Please transcribe the listing below in full and word for word, without its pictures.

------------

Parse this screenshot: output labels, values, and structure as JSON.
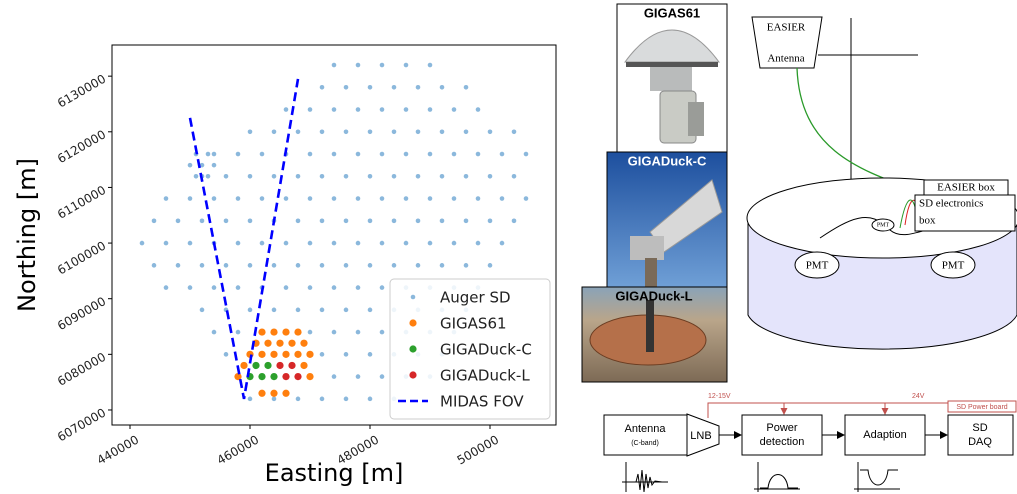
{
  "chart_data": {
    "type": "scatter",
    "x_label": "Easting [m]",
    "y_label": "Northing [m]",
    "xlim": [
      437000,
      511000
    ],
    "ylim": [
      6067300,
      6135600
    ],
    "xticks": [
      440000,
      460000,
      480000,
      500000
    ],
    "yticks": [
      6070000,
      6080000,
      6090000,
      6100000,
      6110000,
      6120000,
      6130000
    ],
    "legend": "lower right",
    "series": [
      {
        "name": "Auger SD",
        "color": "#8bb8dc",
        "x": [
          460000,
          464000,
          468000,
          472000,
          476000,
          480000,
          484000,
          458000,
          462000,
          466000,
          470000,
          474000,
          478000,
          482000,
          486000,
          490000,
          456000,
          460000,
          464000,
          468000,
          472000,
          476000,
          480000,
          484000,
          488000,
          492000,
          454000,
          458000,
          462000,
          466000,
          470000,
          474000,
          478000,
          482000,
          486000,
          490000,
          494000,
          452000,
          456000,
          460000,
          464000,
          468000,
          472000,
          476000,
          480000,
          484000,
          488000,
          492000,
          496000,
          446000,
          450000,
          454000,
          458000,
          462000,
          466000,
          470000,
          474000,
          478000,
          482000,
          486000,
          490000,
          494000,
          498000,
          444000,
          448000,
          452000,
          456000,
          460000,
          464000,
          468000,
          472000,
          476000,
          480000,
          484000,
          488000,
          492000,
          496000,
          500000,
          442000,
          446000,
          450000,
          454000,
          458000,
          462000,
          466000,
          470000,
          474000,
          478000,
          482000,
          486000,
          490000,
          494000,
          498000,
          502000,
          444000,
          448000,
          452000,
          456000,
          460000,
          464000,
          468000,
          472000,
          476000,
          480000,
          484000,
          488000,
          492000,
          496000,
          500000,
          504000,
          446000,
          450000,
          454000,
          458000,
          462000,
          466000,
          470000,
          474000,
          478000,
          482000,
          486000,
          490000,
          494000,
          498000,
          502000,
          506000,
          452000,
          456000,
          460000,
          464000,
          468000,
          472000,
          476000,
          480000,
          484000,
          488000,
          492000,
          496000,
          500000,
          504000,
          454000,
          458000,
          462000,
          466000,
          470000,
          474000,
          478000,
          482000,
          486000,
          490000,
          494000,
          498000,
          502000,
          506000,
          460000,
          464000,
          468000,
          472000,
          476000,
          480000,
          484000,
          488000,
          492000,
          496000,
          500000,
          504000,
          466000,
          470000,
          474000,
          478000,
          482000,
          486000,
          490000,
          494000,
          498000,
          472000,
          476000,
          480000,
          484000,
          488000,
          492000,
          496000,
          474000,
          478000,
          482000,
          486000,
          490000,
          450000,
          452000,
          454000,
          451000,
          453000,
          451000,
          453000
        ],
        "values": [
          6072000,
          6072000,
          6072000,
          6072000,
          6072000,
          6072000,
          6072000,
          6076000,
          6076000,
          6076000,
          6076000,
          6076000,
          6076000,
          6076000,
          6076000,
          6076000,
          6080000,
          6080000,
          6080000,
          6080000,
          6080000,
          6080000,
          6080000,
          6080000,
          6080000,
          6080000,
          6084000,
          6084000,
          6084000,
          6084000,
          6084000,
          6084000,
          6084000,
          6084000,
          6084000,
          6084000,
          6084000,
          6088000,
          6088000,
          6088000,
          6088000,
          6088000,
          6088000,
          6088000,
          6088000,
          6088000,
          6088000,
          6088000,
          6088000,
          6092000,
          6092000,
          6092000,
          6092000,
          6092000,
          6092000,
          6092000,
          6092000,
          6092000,
          6092000,
          6092000,
          6092000,
          6092000,
          6092000,
          6096000,
          6096000,
          6096000,
          6096000,
          6096000,
          6096000,
          6096000,
          6096000,
          6096000,
          6096000,
          6096000,
          6096000,
          6096000,
          6096000,
          6096000,
          6100000,
          6100000,
          6100000,
          6100000,
          6100000,
          6100000,
          6100000,
          6100000,
          6100000,
          6100000,
          6100000,
          6100000,
          6100000,
          6100000,
          6100000,
          6100000,
          6104000,
          6104000,
          6104000,
          6104000,
          6104000,
          6104000,
          6104000,
          6104000,
          6104000,
          6104000,
          6104000,
          6104000,
          6104000,
          6104000,
          6104000,
          6104000,
          6108000,
          6108000,
          6108000,
          6108000,
          6108000,
          6108000,
          6108000,
          6108000,
          6108000,
          6108000,
          6108000,
          6108000,
          6108000,
          6108000,
          6108000,
          6108000,
          6112000,
          6112000,
          6112000,
          6112000,
          6112000,
          6112000,
          6112000,
          6112000,
          6112000,
          6112000,
          6112000,
          6112000,
          6112000,
          6112000,
          6116000,
          6116000,
          6116000,
          6116000,
          6116000,
          6116000,
          6116000,
          6116000,
          6116000,
          6116000,
          6116000,
          6116000,
          6116000,
          6116000,
          6120000,
          6120000,
          6120000,
          6120000,
          6120000,
          6120000,
          6120000,
          6120000,
          6120000,
          6120000,
          6120000,
          6120000,
          6124000,
          6124000,
          6124000,
          6124000,
          6124000,
          6124000,
          6124000,
          6124000,
          6124000,
          6128000,
          6128000,
          6128000,
          6128000,
          6128000,
          6128000,
          6128000,
          6132000,
          6132000,
          6132000,
          6132000,
          6132000,
          6114000,
          6114000,
          6114000,
          6116000,
          6116000,
          6112000,
          6112000
        ]
      },
      {
        "name": "GIGAS61",
        "color": "#ff7f0e",
        "x": [
          462000,
          464000,
          466000,
          468000,
          461000,
          463000,
          465000,
          467000,
          469000,
          460000,
          462000,
          464000,
          466000,
          468000,
          470000,
          459000,
          469000,
          458000,
          470000,
          462000,
          464000,
          466000
        ],
        "values": [
          6084000,
          6084000,
          6084000,
          6084000,
          6082000,
          6082000,
          6082000,
          6082000,
          6082000,
          6080000,
          6080000,
          6080000,
          6080000,
          6080000,
          6080000,
          6078000,
          6078000,
          6076000,
          6076000,
          6073000,
          6073000,
          6073000
        ]
      },
      {
        "name": "GIGADuck-C",
        "color": "#2ca02c",
        "x": [
          461000,
          463000,
          460000,
          462000,
          464000
        ],
        "values": [
          6078000,
          6078000,
          6076000,
          6076000,
          6076000
        ]
      },
      {
        "name": "GIGADuck-L",
        "color": "#d62728",
        "x": [
          465000,
          467000,
          466000,
          468000
        ],
        "values": [
          6078000,
          6078000,
          6076000,
          6076000
        ]
      },
      {
        "name": "MIDAS FOV",
        "color": "#0000ff",
        "mode": "dashed-line",
        "x": [
          450000,
          459000,
          468000
        ],
        "values": [
          6122500,
          6072000,
          6129500
        ]
      }
    ]
  },
  "photos": [
    "GIGAS61",
    "GIGADuck-C",
    "GIGADuck-L"
  ],
  "tank_diagram": {
    "antenna": [
      "EASIER",
      "Antenna"
    ],
    "easier_box": "EASIER box",
    "sd_box": [
      "SD electronics",
      "box"
    ],
    "pmt_labels": [
      "PMT",
      "PMT",
      "PMT"
    ]
  },
  "block_diagram": {
    "antenna": "Antenna",
    "band": "(C-band)",
    "lnb": "LNB",
    "power_detection": [
      "Power",
      "detection"
    ],
    "adaption": "Adaption",
    "daq": [
      "SD",
      "DAQ"
    ],
    "voltage_1": "12-15V",
    "voltage_2": "24V",
    "power_board": "SD Power board"
  }
}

------------

▶ Finished answer
Parse this screenshot: output labels, values, and structure as JSON.
{
  "chart_data": {
    "type": "scatter",
    "x_label": "Easting [m]",
    "y_label": "Northing [m]",
    "xlim": [
      437000,
      511000
    ],
    "ylim": [
      6067300,
      6135600
    ],
    "xticks": [
      440000,
      460000,
      480000,
      500000
    ],
    "yticks": [
      6070000,
      6080000,
      6090000,
      6100000,
      6110000,
      6120000,
      6130000
    ],
    "legend": "lower right",
    "series": [
      {
        "name": "Auger SD",
        "color": "#8bb8dc",
        "x": [
          460000,
          464000,
          468000,
          472000,
          476000,
          480000,
          484000,
          458000,
          462000,
          466000,
          470000,
          474000,
          478000,
          482000,
          486000,
          490000,
          456000,
          460000,
          464000,
          468000,
          472000,
          476000,
          480000,
          484000,
          488000,
          492000,
          454000,
          458000,
          462000,
          466000,
          470000,
          474000,
          478000,
          482000,
          486000,
          490000,
          494000,
          452000,
          456000,
          460000,
          464000,
          468000,
          472000,
          476000,
          480000,
          484000,
          488000,
          492000,
          496000,
          446000,
          450000,
          454000,
          458000,
          462000,
          466000,
          470000,
          474000,
          478000,
          482000,
          486000,
          490000,
          494000,
          498000,
          444000,
          448000,
          452000,
          456000,
          460000,
          464000,
          468000,
          472000,
          476000,
          480000,
          484000,
          488000,
          492000,
          496000,
          500000,
          442000,
          446000,
          450000,
          454000,
          458000,
          462000,
          466000,
          470000,
          474000,
          478000,
          482000,
          486000,
          490000,
          494000,
          498000,
          502000,
          444000,
          448000,
          452000,
          456000,
          460000,
          464000,
          468000,
          472000,
          476000,
          480000,
          484000,
          488000,
          492000,
          496000,
          500000,
          504000,
          446000,
          450000,
          454000,
          458000,
          462000,
          466000,
          470000,
          474000,
          478000,
          482000,
          486000,
          490000,
          494000,
          498000,
          502000,
          506000,
          452000,
          456000,
          460000,
          464000,
          468000,
          472000,
          476000,
          480000,
          484000,
          488000,
          492000,
          496000,
          500000,
          504000,
          454000,
          458000,
          462000,
          466000,
          470000,
          474000,
          478000,
          482000,
          486000,
          490000,
          494000,
          498000,
          502000,
          506000,
          460000,
          464000,
          468000,
          472000,
          476000,
          480000,
          484000,
          488000,
          492000,
          496000,
          500000,
          504000,
          466000,
          470000,
          474000,
          478000,
          482000,
          486000,
          490000,
          494000,
          498000,
          472000,
          476000,
          480000,
          484000,
          488000,
          492000,
          496000,
          474000,
          478000,
          482000,
          486000,
          490000,
          450000,
          452000,
          454000,
          451000,
          453000,
          451000,
          453000
        ],
        "values": [
          6072000,
          6072000,
          6072000,
          6072000,
          6072000,
          6072000,
          6072000,
          6076000,
          6076000,
          6076000,
          6076000,
          6076000,
          6076000,
          6076000,
          6076000,
          6076000,
          6080000,
          6080000,
          6080000,
          6080000,
          6080000,
          6080000,
          6080000,
          6080000,
          6080000,
          6080000,
          6084000,
          6084000,
          6084000,
          6084000,
          6084000,
          6084000,
          6084000,
          6084000,
          6084000,
          6084000,
          6084000,
          6088000,
          6088000,
          6088000,
          6088000,
          6088000,
          6088000,
          6088000,
          6088000,
          6088000,
          6088000,
          6088000,
          6088000,
          6092000,
          6092000,
          6092000,
          6092000,
          6092000,
          6092000,
          6092000,
          6092000,
          6092000,
          6092000,
          6092000,
          6092000,
          6092000,
          6092000,
          6096000,
          6096000,
          6096000,
          6096000,
          6096000,
          6096000,
          6096000,
          6096000,
          6096000,
          6096000,
          6096000,
          6096000,
          6096000,
          6096000,
          6096000,
          6100000,
          6100000,
          6100000,
          6100000,
          6100000,
          6100000,
          6100000,
          6100000,
          6100000,
          6100000,
          6100000,
          6100000,
          6100000,
          6100000,
          6100000,
          6100000,
          6104000,
          6104000,
          6104000,
          6104000,
          6104000,
          6104000,
          6104000,
          6104000,
          6104000,
          6104000,
          6104000,
          6104000,
          6104000,
          6104000,
          6104000,
          6104000,
          6108000,
          6108000,
          6108000,
          6108000,
          6108000,
          6108000,
          6108000,
          6108000,
          6108000,
          6108000,
          6108000,
          6108000,
          6108000,
          6108000,
          6108000,
          6108000,
          6112000,
          6112000,
          6112000,
          6112000,
          6112000,
          6112000,
          6112000,
          6112000,
          6112000,
          6112000,
          6112000,
          6112000,
          6112000,
          6112000,
          6116000,
          6116000,
          6116000,
          6116000,
          6116000,
          6116000,
          6116000,
          6116000,
          6116000,
          6116000,
          6116000,
          6116000,
          6116000,
          6116000,
          6120000,
          6120000,
          6120000,
          6120000,
          6120000,
          6120000,
          6120000,
          6120000,
          6120000,
          6120000,
          6120000,
          6120000,
          6124000,
          6124000,
          6124000,
          6124000,
          6124000,
          6124000,
          6124000,
          6124000,
          6124000,
          6128000,
          6128000,
          6128000,
          6128000,
          6128000,
          6128000,
          6128000,
          6132000,
          6132000,
          6132000,
          6132000,
          6132000,
          6114000,
          6114000,
          6114000,
          6116000,
          6116000,
          6112000,
          6112000
        ]
      },
      {
        "name": "GIGAS61",
        "color": "#ff7f0e",
        "x": [
          462000,
          464000,
          466000,
          468000,
          461000,
          463000,
          465000,
          467000,
          469000,
          460000,
          462000,
          464000,
          466000,
          468000,
          470000,
          459000,
          469000,
          458000,
          470000,
          462000,
          464000,
          466000
        ],
        "values": [
          6084000,
          6084000,
          6084000,
          6084000,
          6082000,
          6082000,
          6082000,
          6082000,
          6082000,
          6080000,
          6080000,
          6080000,
          6080000,
          6080000,
          6080000,
          6078000,
          6078000,
          6076000,
          6076000,
          6073000,
          6073000,
          6073000
        ]
      },
      {
        "name": "GIGADuck-C",
        "color": "#2ca02c",
        "x": [
          461000,
          463000,
          460000,
          462000,
          464000
        ],
        "values": [
          6078000,
          6078000,
          6076000,
          6076000,
          6076000
        ]
      },
      {
        "name": "GIGADuck-L",
        "color": "#d62728",
        "x": [
          465000,
          467000,
          466000,
          468000
        ],
        "values": [
          6078000,
          6078000,
          6076000,
          6076000
        ]
      },
      {
        "name": "MIDAS FOV",
        "color": "#0000ff",
        "mode": "dashed-line",
        "x": [
          450000,
          459000,
          468000
        ],
        "values": [
          6122500,
          6072000,
          6129500
        ]
      }
    ]
  },
  "photos": [
    "GIGAS61",
    "GIGADuck-C",
    "GIGADuck-L"
  ],
  "tank_diagram": {
    "antenna": [
      "EASIER",
      "Antenna"
    ],
    "easier_box": "EASIER box",
    "sd_box": [
      "SD electronics",
      "box"
    ],
    "pmt_labels": [
      "PMT",
      "PMT",
      "PMT"
    ]
  },
  "block_diagram": {
    "antenna": "Antenna",
    "band": "(C-band)",
    "lnb": "LNB",
    "power_detection": [
      "Power",
      "detection"
    ],
    "adaption": "Adaption",
    "daq": [
      "SD",
      "DAQ"
    ],
    "voltage_1": "12-15V",
    "voltage_2": "24V",
    "power_board": "SD Power board"
  }
}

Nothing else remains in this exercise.